→ **Input rows**
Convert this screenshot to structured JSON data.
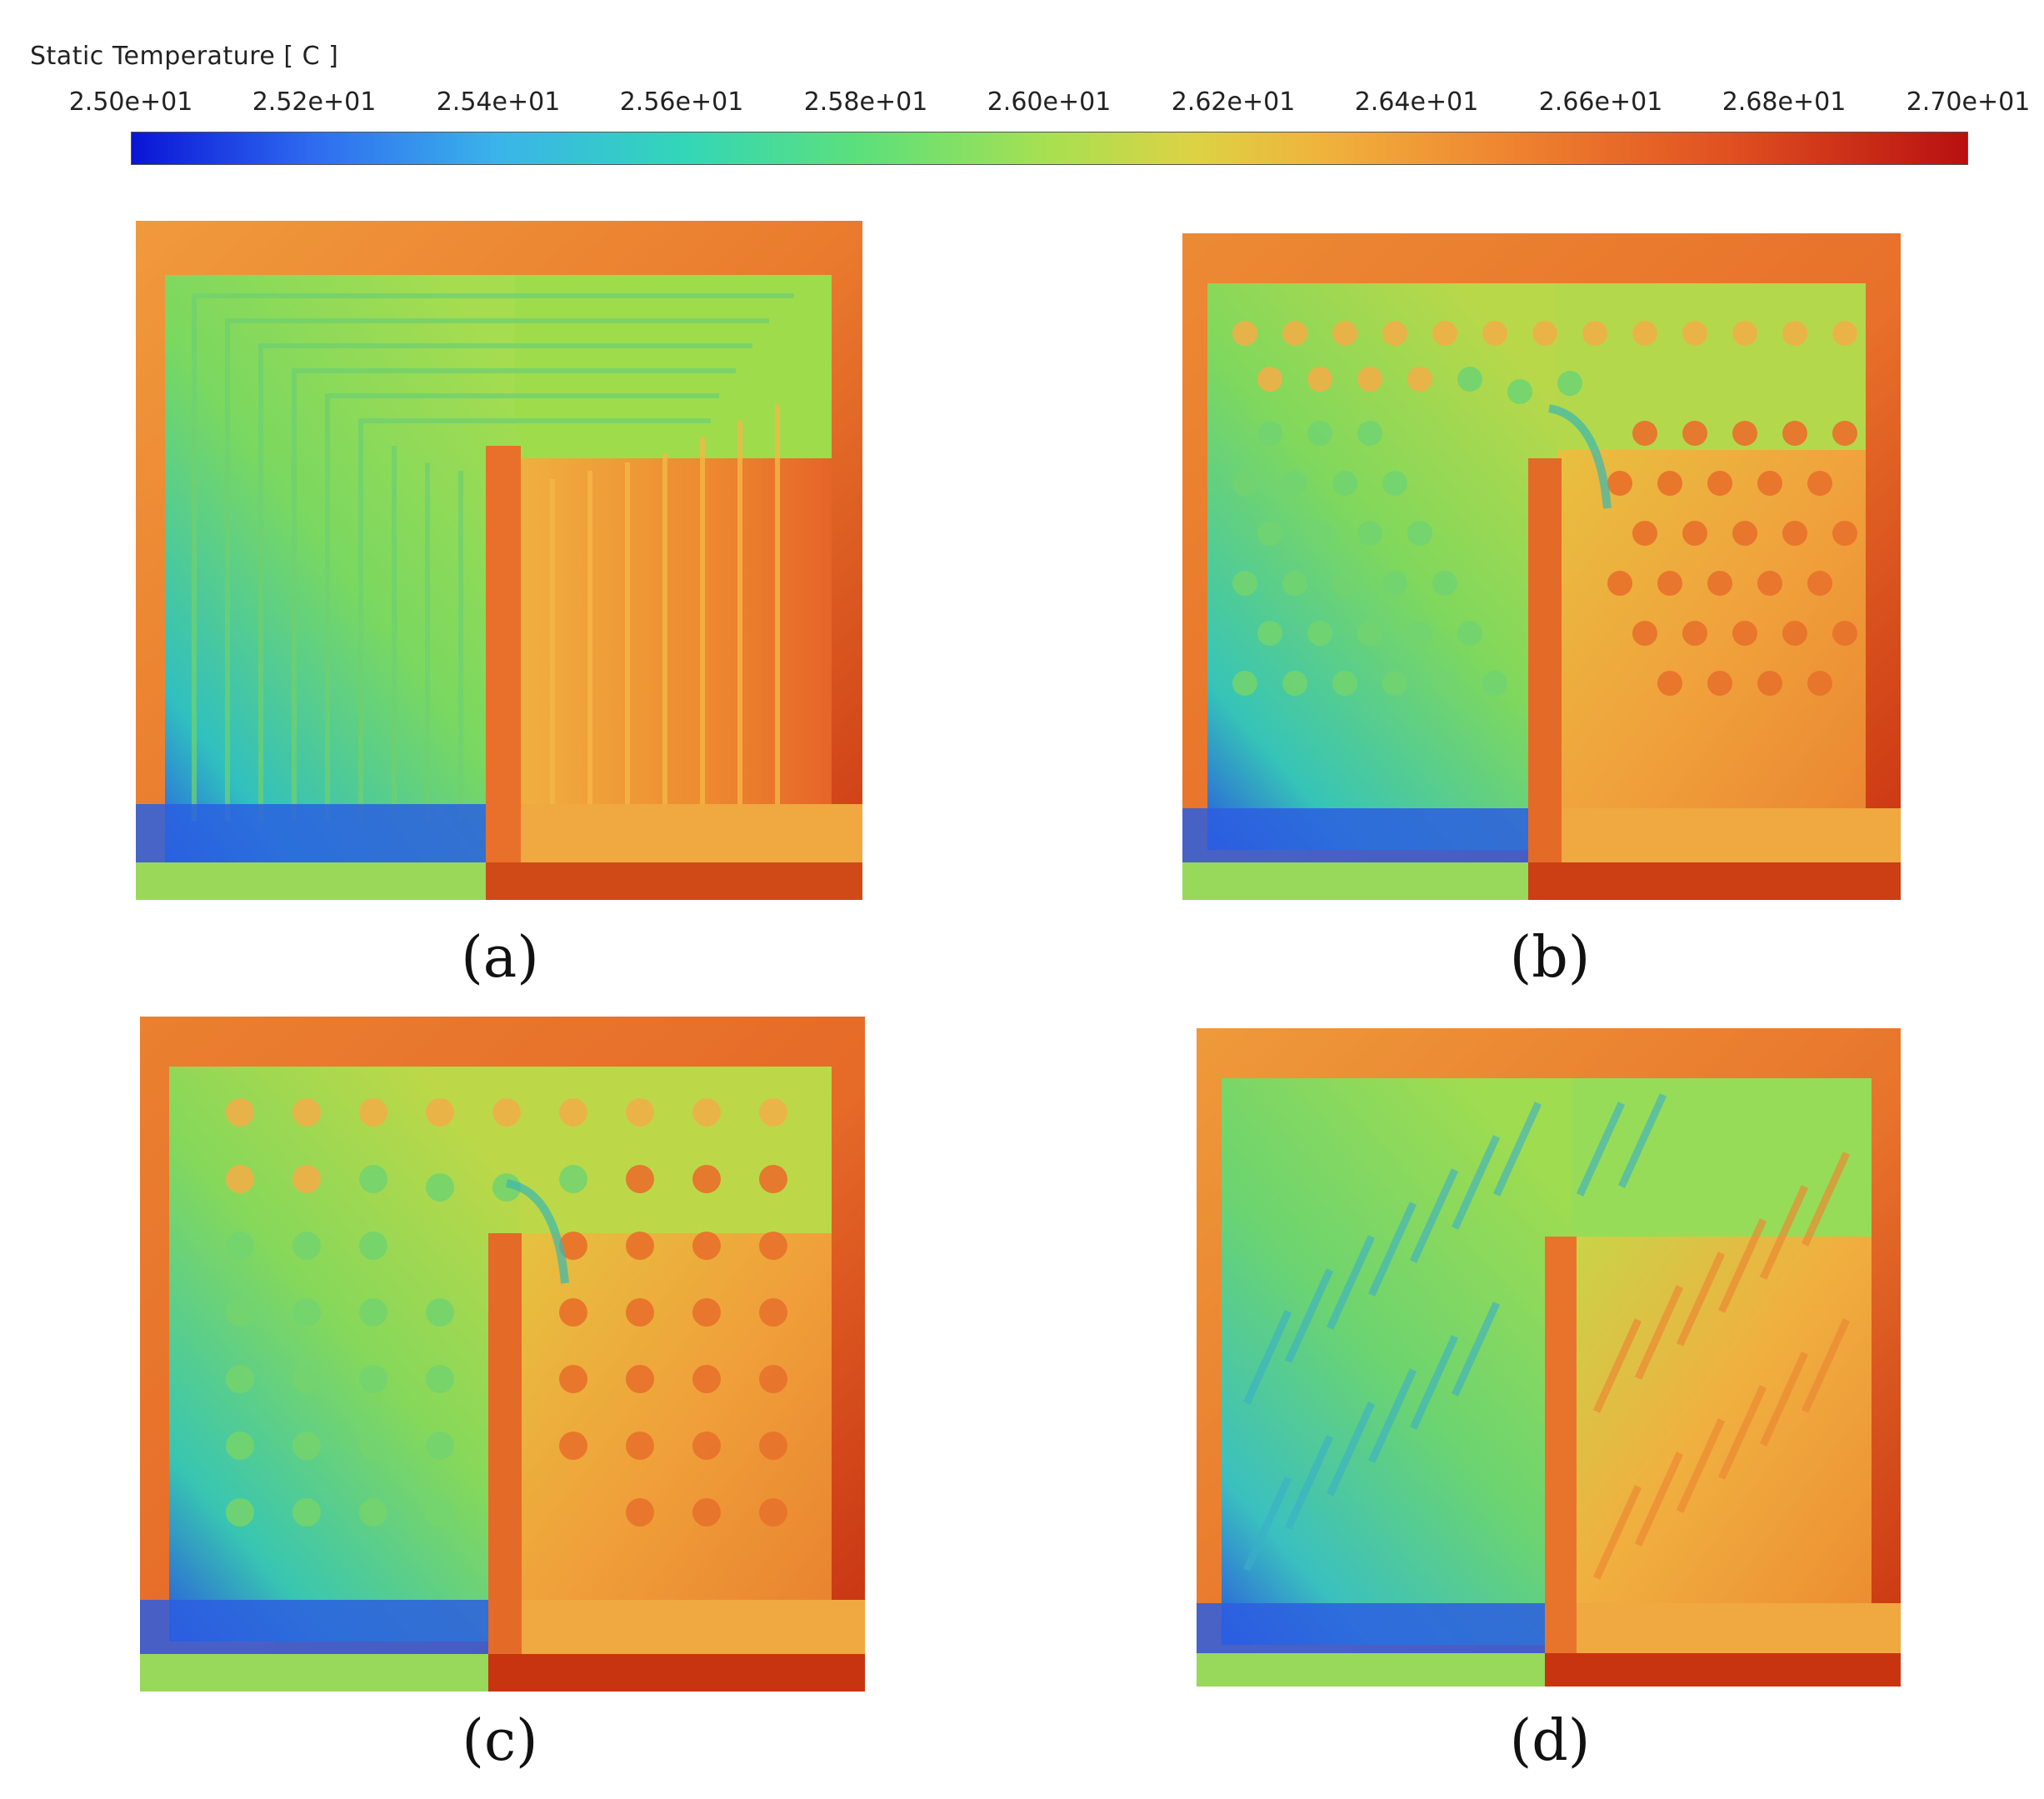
{
  "legend": {
    "title": "Static Temperature [ C ]",
    "ticks": [
      "2.50e+01",
      "2.52e+01",
      "2.54e+01",
      "2.56e+01",
      "2.58e+01",
      "2.60e+01",
      "2.62e+01",
      "2.64e+01",
      "2.66e+01",
      "2.68e+01",
      "2.70e+01"
    ],
    "colors": [
      "#0a14d6",
      "#3ab4ea",
      "#5ee07a",
      "#ddd244",
      "#ef8430",
      "#b81010"
    ]
  },
  "panels": [
    {
      "id": "a",
      "caption": "(a)",
      "fin_type": "continuous-channels"
    },
    {
      "id": "b",
      "caption": "(b)",
      "fin_type": "circular-pin-fins"
    },
    {
      "id": "c",
      "caption": "(c)",
      "fin_type": "circular-pin-fins"
    },
    {
      "id": "d",
      "caption": "(d)",
      "fin_type": "inclined-rhombic-fins"
    }
  ]
}
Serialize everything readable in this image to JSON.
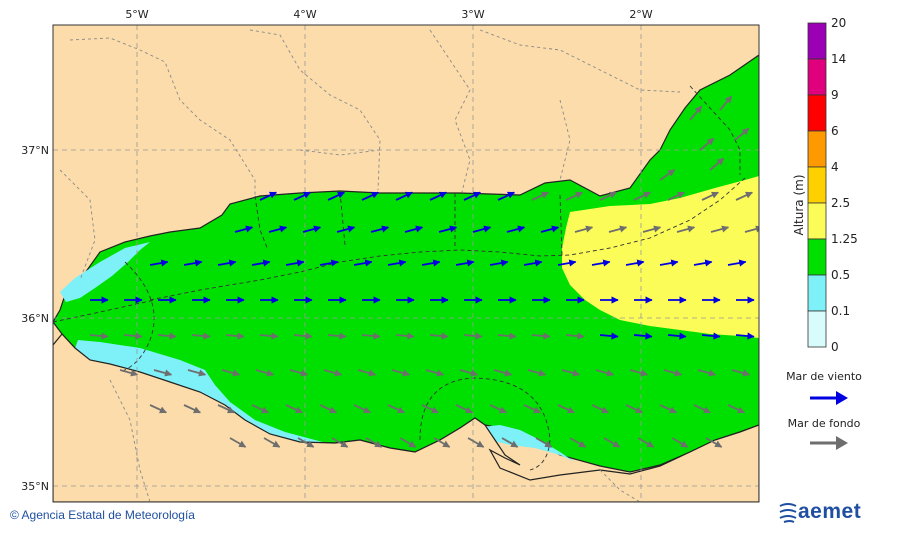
{
  "map": {
    "lon_ticks": [
      "5°W",
      "4°W",
      "3°W",
      "2°W"
    ],
    "lat_ticks": [
      "37°N",
      "36°N",
      "35°N"
    ],
    "colors": {
      "land": "#fbdcaa",
      "sea_0_1": "#d8fcfc",
      "sea_0_5": "#7ef0f8",
      "sea_1_25": "#00e000",
      "sea_2_5": "#fcfc58",
      "wind_arrow": "#0000e0",
      "swell_arrow": "#6e6e6e"
    }
  },
  "legend": {
    "title": "Altura (m)",
    "levels": [
      "20",
      "14",
      "9",
      "6",
      "4",
      "2.5",
      "1.25",
      "0.5",
      "0.1",
      "0"
    ],
    "colors": [
      "#9b00b4",
      "#e0007d",
      "#ff0000",
      "#ff9900",
      "#ffd000",
      "#fcfc58",
      "#00e000",
      "#7ef0f8",
      "#d8fcfc"
    ],
    "wind_label": "Mar de viento",
    "swell_label": "Mar de fondo"
  },
  "footer": {
    "credit": "Agencia Estatal de Meteorología",
    "logo_text": "aemet"
  }
}
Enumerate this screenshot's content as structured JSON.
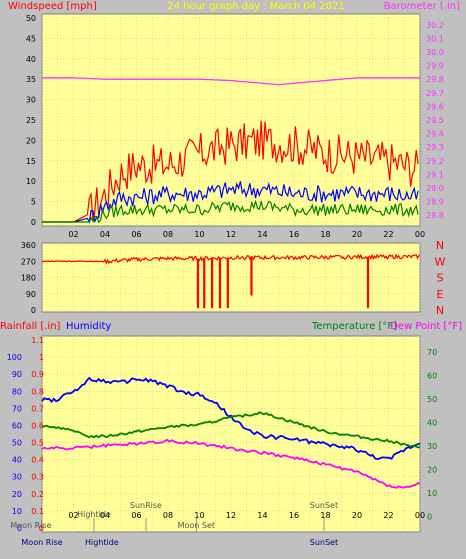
{
  "colors": {
    "panel_bg": "#ffff99",
    "frame_bg": "#c0c0c0",
    "grid": "#e8b2b2",
    "wind_gust": "#ff0000",
    "wind_avg": "#0000ff",
    "wind_min": "#008000",
    "barometer": "#ff33ff",
    "direction": "#ff0000",
    "humidity": "#0000ff",
    "temperature": "#008000",
    "dew_point": "#ff00ff",
    "title": "#ffff00"
  },
  "header": {
    "title": "24 hour graph day : March 04 2021",
    "left_label": "Windspeed [mph]",
    "right_label": "Barometer [.in]"
  },
  "direction_labels": [
    "N",
    "W",
    "S",
    "E",
    "N"
  ],
  "bottom_header": {
    "rain_label": "Rainfall [.in]",
    "humidity_label": "Humidity",
    "temp_label": "Temperature [°F]",
    "dew_label": "Dew Point [°F]"
  },
  "astro": {
    "top_row": [
      {
        "text": "Moon Rise",
        "hour": -0.7
      },
      {
        "text": "Hightide",
        "hour": 3.3
      },
      {
        "text": "SunRise",
        "hour": 6.6
      },
      {
        "text": "Moon Set",
        "hour": 9.8
      },
      {
        "text": "SunSet",
        "hour": 17.9
      }
    ],
    "bottom_row": [
      {
        "text": "Moon Rise",
        "hour": 0.0
      },
      {
        "text": "Hightide",
        "hour": 3.8
      },
      {
        "text": "SunSet",
        "hour": 17.9
      }
    ]
  },
  "chart_data": [
    {
      "type": "line",
      "title": "24 hour graph day : March 04 2021",
      "ylabel": "Windspeed [mph]",
      "y2label": "Barometer [.in]",
      "x_ticks": [
        "02",
        "04",
        "06",
        "08",
        "10",
        "12",
        "14",
        "16",
        "18",
        "20",
        "22",
        "00"
      ],
      "ylim": [
        0,
        50
      ],
      "y_ticks": [
        0,
        5,
        10,
        15,
        20,
        25,
        30,
        35,
        40,
        45,
        50
      ],
      "y2lim": [
        28.75,
        30.25
      ],
      "y2_ticks": [
        28.8,
        28.9,
        29.0,
        29.1,
        29.2,
        29.3,
        29.4,
        29.5,
        29.6,
        29.7,
        29.8,
        29.9,
        30.0,
        30.1,
        30.2
      ],
      "series": [
        {
          "name": "Wind gust",
          "axis": "left",
          "hours": [
            0,
            2,
            3,
            4,
            5,
            6,
            8,
            10,
            12,
            14,
            16,
            18,
            20,
            22,
            24
          ],
          "values": [
            0,
            0,
            2,
            7,
            12,
            14,
            14,
            17,
            19,
            20,
            19,
            17,
            16,
            15,
            13
          ]
        },
        {
          "name": "Wind average",
          "axis": "left",
          "hours": [
            0,
            2,
            3,
            4,
            5,
            6,
            8,
            10,
            12,
            14,
            16,
            18,
            20,
            22,
            24
          ],
          "values": [
            0,
            0,
            1,
            4,
            6,
            6,
            7,
            7,
            8,
            8,
            7,
            7,
            7,
            7,
            6
          ]
        },
        {
          "name": "Wind minimum",
          "axis": "left",
          "hours": [
            0,
            2,
            3,
            4,
            5,
            6,
            8,
            10,
            12,
            14,
            16,
            18,
            20,
            22,
            24
          ],
          "values": [
            0,
            0,
            0,
            2,
            3,
            3,
            3,
            3,
            4,
            4,
            3,
            3,
            3,
            3,
            3
          ]
        },
        {
          "name": "Barometer",
          "axis": "right",
          "hours": [
            0,
            2,
            4,
            6,
            8,
            10,
            12,
            14,
            15,
            16,
            18,
            20,
            22,
            24
          ],
          "values": [
            29.81,
            29.81,
            29.8,
            29.8,
            29.8,
            29.8,
            29.79,
            29.77,
            29.76,
            29.77,
            29.79,
            29.81,
            29.81,
            29.81
          ]
        }
      ]
    },
    {
      "type": "scatter",
      "ylabel": "Wind direction",
      "ylim": [
        0,
        360
      ],
      "y_ticks": [
        0,
        90,
        180,
        270,
        360
      ],
      "series": [
        {
          "name": "Direction",
          "hours": [
            0,
            2,
            3,
            4,
            5,
            6,
            8,
            10,
            12,
            14,
            16,
            18,
            20,
            22,
            24
          ],
          "values": [
            270,
            270,
            270,
            268,
            275,
            280,
            285,
            285,
            290,
            290,
            290,
            292,
            294,
            295,
            295
          ]
        }
      ],
      "drops": [
        {
          "hour": 9.9,
          "value": 10
        },
        {
          "hour": 10.3,
          "value": 10
        },
        {
          "hour": 10.8,
          "value": 10
        },
        {
          "hour": 11.3,
          "value": 10
        },
        {
          "hour": 11.8,
          "value": 10
        },
        {
          "hour": 13.3,
          "value": 80
        },
        {
          "hour": 20.7,
          "value": 10
        }
      ]
    },
    {
      "type": "line",
      "ylabel": "Rainfall [.in]",
      "y2label": "Temperature [°F]",
      "x_ticks": [
        "02",
        "04",
        "06",
        "08",
        "10",
        "12",
        "14",
        "16",
        "18",
        "20",
        "22",
        "00"
      ],
      "humidity_ticks": [
        0,
        10,
        20,
        30,
        40,
        50,
        60,
        70,
        80,
        90,
        100
      ],
      "rain_ticks": [
        0,
        0.1,
        0.2,
        0.3,
        0.4,
        0.5,
        0.6,
        0.7,
        0.8,
        0.9,
        1,
        1.1
      ],
      "temp_ticks": [
        0,
        10,
        20,
        30,
        40,
        50,
        60,
        70
      ],
      "humidity_lim": [
        0,
        110
      ],
      "temp_lim": [
        -5,
        75
      ],
      "series": [
        {
          "name": "Humidity",
          "axis": "humidity",
          "hours": [
            0,
            1,
            2,
            3,
            4,
            5,
            6,
            7,
            8,
            9,
            10,
            11,
            12,
            13,
            14,
            16,
            18,
            20,
            21,
            22,
            23,
            24
          ],
          "values": [
            75,
            75,
            80,
            87,
            86,
            85,
            87,
            86,
            83,
            79,
            78,
            73,
            65,
            57,
            54,
            52,
            49,
            46,
            42,
            40,
            46,
            50
          ]
        },
        {
          "name": "Temperature",
          "axis": "temp",
          "hours": [
            0,
            1,
            2,
            3,
            4,
            6,
            8,
            10,
            12,
            14,
            16,
            18,
            20,
            22,
            24
          ],
          "values": [
            38,
            38,
            36,
            34,
            34,
            36,
            38,
            39,
            42,
            44,
            40,
            36,
            34,
            32,
            29
          ]
        },
        {
          "name": "Dew Point",
          "axis": "temp",
          "hours": [
            0,
            2,
            4,
            6,
            8,
            10,
            12,
            14,
            16,
            18,
            20,
            21,
            22,
            23,
            24
          ],
          "values": [
            29,
            29,
            30,
            31,
            32,
            31,
            29,
            27,
            25,
            22,
            19,
            16,
            13,
            12,
            14
          ]
        }
      ]
    }
  ]
}
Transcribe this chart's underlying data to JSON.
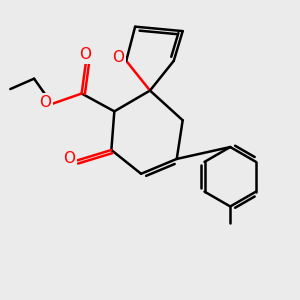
{
  "background_color": "#ebebeb",
  "bond_color": "#000000",
  "oxygen_color": "#ff0000",
  "line_width": 1.8,
  "figsize": [
    3.0,
    3.0
  ],
  "dpi": 100,
  "xlim": [
    0,
    10
  ],
  "ylim": [
    0,
    10
  ],
  "label_fs": 11
}
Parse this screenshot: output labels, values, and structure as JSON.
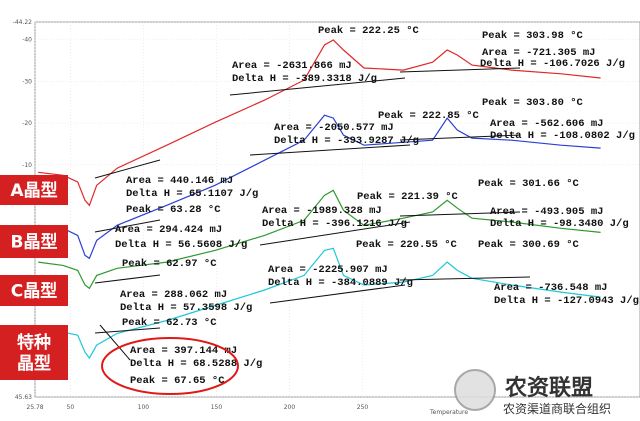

→ **Task requirements**
Identify each line in the entries with the word "ylabel" and copy it.

→ **Solution**
      "ylabel": "Windspeed [mph]",
      "ylabel": "Wind direction",
      "ylabel": "Rainfall [.in]",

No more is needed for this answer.